What you are asked to do: Only lines holding the word "document" should be copied from the material.

[Items from a dataset]
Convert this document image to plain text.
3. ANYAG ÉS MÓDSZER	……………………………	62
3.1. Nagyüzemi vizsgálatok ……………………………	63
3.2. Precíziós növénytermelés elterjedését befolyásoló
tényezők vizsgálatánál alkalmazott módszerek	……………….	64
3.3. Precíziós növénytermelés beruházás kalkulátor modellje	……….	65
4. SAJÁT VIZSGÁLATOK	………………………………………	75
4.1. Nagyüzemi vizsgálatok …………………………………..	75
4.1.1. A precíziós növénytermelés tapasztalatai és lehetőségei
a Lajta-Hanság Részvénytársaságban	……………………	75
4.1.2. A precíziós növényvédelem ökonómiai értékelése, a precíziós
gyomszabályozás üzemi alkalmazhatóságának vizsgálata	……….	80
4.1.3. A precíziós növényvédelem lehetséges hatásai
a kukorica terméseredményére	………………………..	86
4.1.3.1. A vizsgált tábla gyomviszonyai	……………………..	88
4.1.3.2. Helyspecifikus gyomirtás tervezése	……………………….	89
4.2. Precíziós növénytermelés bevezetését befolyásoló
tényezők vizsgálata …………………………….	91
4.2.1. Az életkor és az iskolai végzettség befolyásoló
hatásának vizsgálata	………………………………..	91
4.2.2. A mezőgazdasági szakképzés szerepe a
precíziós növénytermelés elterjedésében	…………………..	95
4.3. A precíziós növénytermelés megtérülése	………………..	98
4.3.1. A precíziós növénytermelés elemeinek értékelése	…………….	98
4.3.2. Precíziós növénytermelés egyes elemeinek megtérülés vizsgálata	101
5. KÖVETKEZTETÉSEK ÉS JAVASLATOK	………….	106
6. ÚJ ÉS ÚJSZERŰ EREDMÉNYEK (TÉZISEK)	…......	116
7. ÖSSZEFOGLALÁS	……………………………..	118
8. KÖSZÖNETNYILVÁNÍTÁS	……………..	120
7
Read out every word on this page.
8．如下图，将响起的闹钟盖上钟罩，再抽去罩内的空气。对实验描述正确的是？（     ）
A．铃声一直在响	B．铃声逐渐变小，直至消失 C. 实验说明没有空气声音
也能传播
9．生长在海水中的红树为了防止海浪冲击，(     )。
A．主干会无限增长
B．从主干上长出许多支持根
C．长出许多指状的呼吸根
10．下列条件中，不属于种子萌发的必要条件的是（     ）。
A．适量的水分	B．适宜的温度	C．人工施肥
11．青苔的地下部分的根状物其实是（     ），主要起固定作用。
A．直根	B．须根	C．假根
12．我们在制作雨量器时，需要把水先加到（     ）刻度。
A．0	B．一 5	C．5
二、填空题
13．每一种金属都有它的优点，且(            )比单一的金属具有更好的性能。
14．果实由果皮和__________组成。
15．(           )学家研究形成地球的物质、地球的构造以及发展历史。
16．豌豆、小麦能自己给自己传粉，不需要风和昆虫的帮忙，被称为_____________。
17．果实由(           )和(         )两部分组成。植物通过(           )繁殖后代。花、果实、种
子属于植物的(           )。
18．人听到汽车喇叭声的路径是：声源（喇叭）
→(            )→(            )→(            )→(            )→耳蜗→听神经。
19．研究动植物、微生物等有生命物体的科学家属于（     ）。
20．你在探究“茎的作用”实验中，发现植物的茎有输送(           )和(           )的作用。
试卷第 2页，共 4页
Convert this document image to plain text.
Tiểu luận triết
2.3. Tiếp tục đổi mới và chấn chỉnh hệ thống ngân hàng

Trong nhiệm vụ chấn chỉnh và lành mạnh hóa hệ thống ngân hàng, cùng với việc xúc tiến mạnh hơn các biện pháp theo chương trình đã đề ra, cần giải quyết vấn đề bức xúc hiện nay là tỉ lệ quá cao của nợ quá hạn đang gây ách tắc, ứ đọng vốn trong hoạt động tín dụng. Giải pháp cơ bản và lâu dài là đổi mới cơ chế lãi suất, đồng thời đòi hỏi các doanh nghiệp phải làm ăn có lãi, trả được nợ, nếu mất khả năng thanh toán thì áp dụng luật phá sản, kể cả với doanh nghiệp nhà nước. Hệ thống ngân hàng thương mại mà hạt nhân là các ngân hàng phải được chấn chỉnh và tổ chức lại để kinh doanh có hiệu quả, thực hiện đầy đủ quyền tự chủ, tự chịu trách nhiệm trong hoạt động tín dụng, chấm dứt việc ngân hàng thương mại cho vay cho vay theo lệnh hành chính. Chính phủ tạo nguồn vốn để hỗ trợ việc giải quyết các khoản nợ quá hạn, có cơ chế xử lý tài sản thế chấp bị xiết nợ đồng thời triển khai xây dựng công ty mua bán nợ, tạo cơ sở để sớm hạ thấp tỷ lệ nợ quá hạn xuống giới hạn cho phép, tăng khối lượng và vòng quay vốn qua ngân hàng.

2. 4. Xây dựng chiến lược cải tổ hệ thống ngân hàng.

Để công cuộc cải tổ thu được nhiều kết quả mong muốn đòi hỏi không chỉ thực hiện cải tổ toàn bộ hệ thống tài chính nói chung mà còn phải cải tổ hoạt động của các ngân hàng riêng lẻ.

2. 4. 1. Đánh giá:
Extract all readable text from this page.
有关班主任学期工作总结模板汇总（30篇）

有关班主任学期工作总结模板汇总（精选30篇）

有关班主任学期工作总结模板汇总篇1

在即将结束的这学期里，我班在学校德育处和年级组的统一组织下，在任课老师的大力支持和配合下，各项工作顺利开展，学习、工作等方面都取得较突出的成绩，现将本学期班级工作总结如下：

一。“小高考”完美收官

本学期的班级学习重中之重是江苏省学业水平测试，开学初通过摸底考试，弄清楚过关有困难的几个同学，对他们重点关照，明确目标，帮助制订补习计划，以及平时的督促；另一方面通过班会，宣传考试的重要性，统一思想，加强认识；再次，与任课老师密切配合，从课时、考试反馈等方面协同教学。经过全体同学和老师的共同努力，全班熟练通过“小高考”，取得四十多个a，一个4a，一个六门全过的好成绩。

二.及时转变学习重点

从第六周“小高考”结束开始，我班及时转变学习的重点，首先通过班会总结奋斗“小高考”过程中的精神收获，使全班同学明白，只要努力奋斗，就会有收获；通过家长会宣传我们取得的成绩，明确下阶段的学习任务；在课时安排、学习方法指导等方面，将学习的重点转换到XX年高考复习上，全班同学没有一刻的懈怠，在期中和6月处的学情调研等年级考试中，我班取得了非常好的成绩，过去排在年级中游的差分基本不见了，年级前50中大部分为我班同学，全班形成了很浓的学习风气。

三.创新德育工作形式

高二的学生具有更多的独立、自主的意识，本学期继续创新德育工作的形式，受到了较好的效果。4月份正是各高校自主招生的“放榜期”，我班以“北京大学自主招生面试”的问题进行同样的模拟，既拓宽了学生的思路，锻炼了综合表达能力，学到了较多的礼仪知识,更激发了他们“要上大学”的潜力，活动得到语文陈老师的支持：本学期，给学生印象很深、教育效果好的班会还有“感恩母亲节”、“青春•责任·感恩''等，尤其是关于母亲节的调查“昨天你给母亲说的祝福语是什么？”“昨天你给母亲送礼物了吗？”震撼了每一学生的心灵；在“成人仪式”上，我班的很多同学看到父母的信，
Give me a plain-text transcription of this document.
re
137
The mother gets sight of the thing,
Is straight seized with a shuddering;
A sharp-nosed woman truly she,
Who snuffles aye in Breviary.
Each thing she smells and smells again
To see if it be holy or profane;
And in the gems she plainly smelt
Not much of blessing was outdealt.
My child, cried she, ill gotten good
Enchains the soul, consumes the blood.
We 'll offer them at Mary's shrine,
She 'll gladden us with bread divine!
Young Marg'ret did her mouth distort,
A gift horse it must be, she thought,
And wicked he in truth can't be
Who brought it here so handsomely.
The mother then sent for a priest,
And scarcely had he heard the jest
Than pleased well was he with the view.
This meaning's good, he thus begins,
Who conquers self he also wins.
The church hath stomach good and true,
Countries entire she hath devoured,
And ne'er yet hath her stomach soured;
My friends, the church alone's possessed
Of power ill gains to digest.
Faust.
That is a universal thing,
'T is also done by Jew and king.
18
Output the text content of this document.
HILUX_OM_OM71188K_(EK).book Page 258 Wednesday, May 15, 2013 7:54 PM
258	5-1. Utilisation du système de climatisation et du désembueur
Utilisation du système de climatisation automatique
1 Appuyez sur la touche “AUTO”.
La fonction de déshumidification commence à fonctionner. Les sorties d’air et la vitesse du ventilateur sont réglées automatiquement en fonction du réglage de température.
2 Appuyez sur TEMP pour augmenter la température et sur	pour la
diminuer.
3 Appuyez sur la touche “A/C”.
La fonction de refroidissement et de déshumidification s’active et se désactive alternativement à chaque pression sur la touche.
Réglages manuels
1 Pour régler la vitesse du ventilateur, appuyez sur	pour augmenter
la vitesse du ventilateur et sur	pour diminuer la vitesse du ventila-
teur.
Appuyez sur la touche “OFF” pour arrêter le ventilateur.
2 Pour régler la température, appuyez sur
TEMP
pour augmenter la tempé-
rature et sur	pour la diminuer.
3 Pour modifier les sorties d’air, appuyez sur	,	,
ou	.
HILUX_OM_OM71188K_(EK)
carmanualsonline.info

Complete response:
Convert this document image to plain text.
Convert this document image to plain text.
Give me a plain-text transcription of this document.
Output the text content of this document.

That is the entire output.